Below are the records. List every line holding the word "Lege".

-- begin GIVEN DATA --

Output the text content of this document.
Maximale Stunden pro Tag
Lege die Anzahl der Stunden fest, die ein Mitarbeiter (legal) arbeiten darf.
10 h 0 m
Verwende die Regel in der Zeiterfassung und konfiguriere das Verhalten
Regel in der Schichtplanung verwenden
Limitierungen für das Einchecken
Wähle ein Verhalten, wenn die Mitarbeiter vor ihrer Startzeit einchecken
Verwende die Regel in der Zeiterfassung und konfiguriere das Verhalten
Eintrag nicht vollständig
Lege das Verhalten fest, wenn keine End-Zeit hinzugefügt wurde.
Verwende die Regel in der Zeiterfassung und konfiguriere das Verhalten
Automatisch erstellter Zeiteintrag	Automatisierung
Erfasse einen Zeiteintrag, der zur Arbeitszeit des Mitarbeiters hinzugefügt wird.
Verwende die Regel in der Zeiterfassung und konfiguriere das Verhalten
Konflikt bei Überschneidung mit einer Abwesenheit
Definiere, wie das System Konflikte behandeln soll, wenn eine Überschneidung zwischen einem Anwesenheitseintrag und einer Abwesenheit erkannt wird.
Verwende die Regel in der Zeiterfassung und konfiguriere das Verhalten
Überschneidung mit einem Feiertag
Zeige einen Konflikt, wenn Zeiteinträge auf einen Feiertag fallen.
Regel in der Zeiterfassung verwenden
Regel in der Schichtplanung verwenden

-- end GIVEN DATA --
-- begin GIVEN DATA --

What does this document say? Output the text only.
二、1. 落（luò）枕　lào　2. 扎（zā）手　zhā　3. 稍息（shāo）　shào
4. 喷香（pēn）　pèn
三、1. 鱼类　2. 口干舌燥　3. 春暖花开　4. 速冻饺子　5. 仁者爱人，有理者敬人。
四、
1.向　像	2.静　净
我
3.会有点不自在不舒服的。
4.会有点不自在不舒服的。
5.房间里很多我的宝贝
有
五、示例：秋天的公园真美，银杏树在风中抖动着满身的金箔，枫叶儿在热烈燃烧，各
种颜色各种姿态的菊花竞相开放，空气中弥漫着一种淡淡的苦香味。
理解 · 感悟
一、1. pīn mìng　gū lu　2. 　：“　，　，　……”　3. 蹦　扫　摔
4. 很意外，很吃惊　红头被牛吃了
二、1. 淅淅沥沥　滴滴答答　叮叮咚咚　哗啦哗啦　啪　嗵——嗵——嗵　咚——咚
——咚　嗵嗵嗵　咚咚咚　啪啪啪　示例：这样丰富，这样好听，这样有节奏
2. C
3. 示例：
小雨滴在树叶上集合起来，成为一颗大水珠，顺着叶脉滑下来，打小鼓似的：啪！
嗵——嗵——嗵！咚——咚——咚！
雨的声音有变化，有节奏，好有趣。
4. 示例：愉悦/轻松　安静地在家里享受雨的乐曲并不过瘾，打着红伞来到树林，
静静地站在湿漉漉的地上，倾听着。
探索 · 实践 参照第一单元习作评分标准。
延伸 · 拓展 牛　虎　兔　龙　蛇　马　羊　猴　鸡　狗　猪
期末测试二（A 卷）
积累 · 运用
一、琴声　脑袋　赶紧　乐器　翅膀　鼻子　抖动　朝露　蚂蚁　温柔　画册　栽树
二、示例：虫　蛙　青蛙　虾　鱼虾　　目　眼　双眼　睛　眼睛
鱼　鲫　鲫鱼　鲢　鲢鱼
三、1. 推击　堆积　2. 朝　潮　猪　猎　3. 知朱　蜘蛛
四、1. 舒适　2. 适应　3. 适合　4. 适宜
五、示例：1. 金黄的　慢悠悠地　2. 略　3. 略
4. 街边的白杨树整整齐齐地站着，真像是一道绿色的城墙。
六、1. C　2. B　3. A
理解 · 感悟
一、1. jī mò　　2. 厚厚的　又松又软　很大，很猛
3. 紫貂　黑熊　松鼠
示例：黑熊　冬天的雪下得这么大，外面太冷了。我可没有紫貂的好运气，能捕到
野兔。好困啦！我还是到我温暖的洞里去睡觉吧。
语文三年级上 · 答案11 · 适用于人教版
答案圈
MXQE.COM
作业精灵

-- end GIVEN DATA --

OUTPUT BELOW -
Lege die Anzahl der Stunden fest, die ein Mitarbeiter (legal) arbeiten darf.
Lege das Verhalten fest, wenn keine End-Zeit hinzugefügt wurde.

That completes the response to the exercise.